-- SOURCE PASSAGE --
* start *
Of the Record of the Year frontrunners that will likely show up in this category, The Weeknd’s “Blinding Lights,” Roddy Ricch’s “The Box” and Lady Gaga & Ariana Grande’s “Rain On Me” all seem safe. Fiona Apple could also show up with “Shameika” a genius track that allegedly was only submitted to the General Field — a smart, but gutsy, choice that could end up paying off. Maren Morris’ “The Bones” is also a likely bet; she’s already a two-time nominee for Best Country Song and she’ll have the goodwill of The Highwomen to boost her profile. Of the Black Lives Matter themed tracks that dropped this year, H.E.R.’s “I Can’t Breathe,” Lil Baby’s “The Bigger Picture,” and Anderson .Paak’s “Lockdown” could all make it in. In fact, I’m inclined to think that all three of these tracks will get nominations here. H.E.R. was nominated here last year for “Hard Place,” Anderson is a three-time winner and five-time nominee who has yet to be recognized in the General Field for his music, and Lil Baby gives the Academy the perfect chance to truly embrace the new generation of rappers.
* end *
-- RECORDS SUPPLIED --
* start *
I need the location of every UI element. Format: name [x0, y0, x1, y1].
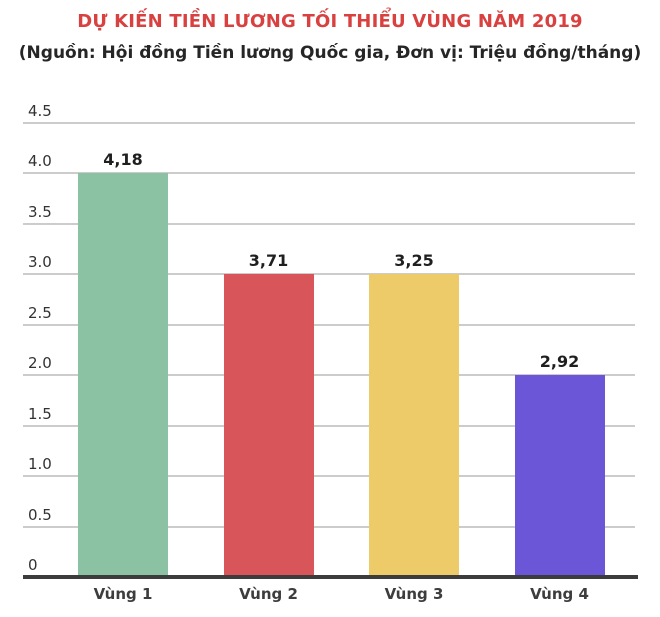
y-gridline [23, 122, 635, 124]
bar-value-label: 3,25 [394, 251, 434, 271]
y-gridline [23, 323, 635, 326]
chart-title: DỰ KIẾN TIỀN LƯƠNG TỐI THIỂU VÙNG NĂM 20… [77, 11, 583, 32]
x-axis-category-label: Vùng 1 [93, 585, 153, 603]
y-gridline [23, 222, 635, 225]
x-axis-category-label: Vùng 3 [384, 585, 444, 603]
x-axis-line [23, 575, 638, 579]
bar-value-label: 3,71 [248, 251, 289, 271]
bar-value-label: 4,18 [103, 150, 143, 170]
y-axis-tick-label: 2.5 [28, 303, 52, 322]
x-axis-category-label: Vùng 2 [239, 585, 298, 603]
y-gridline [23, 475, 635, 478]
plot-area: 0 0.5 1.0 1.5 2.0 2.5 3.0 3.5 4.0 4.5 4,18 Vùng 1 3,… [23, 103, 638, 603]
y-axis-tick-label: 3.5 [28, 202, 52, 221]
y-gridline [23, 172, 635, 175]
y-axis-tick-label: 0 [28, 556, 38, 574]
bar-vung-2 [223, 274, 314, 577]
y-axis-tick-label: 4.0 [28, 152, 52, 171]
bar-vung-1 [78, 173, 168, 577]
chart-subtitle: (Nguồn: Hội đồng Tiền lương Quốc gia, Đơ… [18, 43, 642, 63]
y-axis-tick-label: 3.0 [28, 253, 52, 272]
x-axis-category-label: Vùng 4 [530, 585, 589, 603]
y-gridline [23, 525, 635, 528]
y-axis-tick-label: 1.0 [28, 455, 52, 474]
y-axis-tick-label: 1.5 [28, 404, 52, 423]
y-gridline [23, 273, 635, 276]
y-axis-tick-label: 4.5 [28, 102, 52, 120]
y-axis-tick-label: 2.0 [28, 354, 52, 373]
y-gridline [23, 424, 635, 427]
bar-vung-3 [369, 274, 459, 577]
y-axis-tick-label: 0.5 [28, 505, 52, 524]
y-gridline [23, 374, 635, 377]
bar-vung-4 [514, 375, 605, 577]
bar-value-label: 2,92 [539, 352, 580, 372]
* end *
-- GOALS --
#1 Sum up the Grammy predictions passage in two sentences.
#2 Please say whether each statement agrees with the Grammy predictions passage, answering yes or no and quoting the words that decide it: (a) Maren Morris has been nominated twice for Best Country Song. (b) Anderson .Paak has already been recognized in the General Field for his music. (c) H.E.R. was nominated last year for "I Can't Breathe."
#3 In the Grammy predictions passage, which Fiona Apple track was allegedly submitted only to the General Field?

-- THE RESPONSES --
#1 The Weeknd's "Blinding Lights," Roddy Ricch's "The Box," and Lady Gaga & Ariana Grande's "Rain On Me" all seem safe for the category, while Fiona Apple's "Shameika" and Maren Morris' "The Bones" could also show up. The writer expects three Black Lives Matter themed tracks, H.E.R.'s "I Can't Breathe," Lil Baby's "The Bigger Picture," and Anderson .Paak's "Lockdown," to all get nominations.

#2
(a) Yes: "she’s already a two-time nominee for Best Country Song"
(b) No: "has yet to be recognized in the General Field for his music"
(c) No: "H.E.R. was nominated here last year for “Hard Place,”"

#3 "Shameika"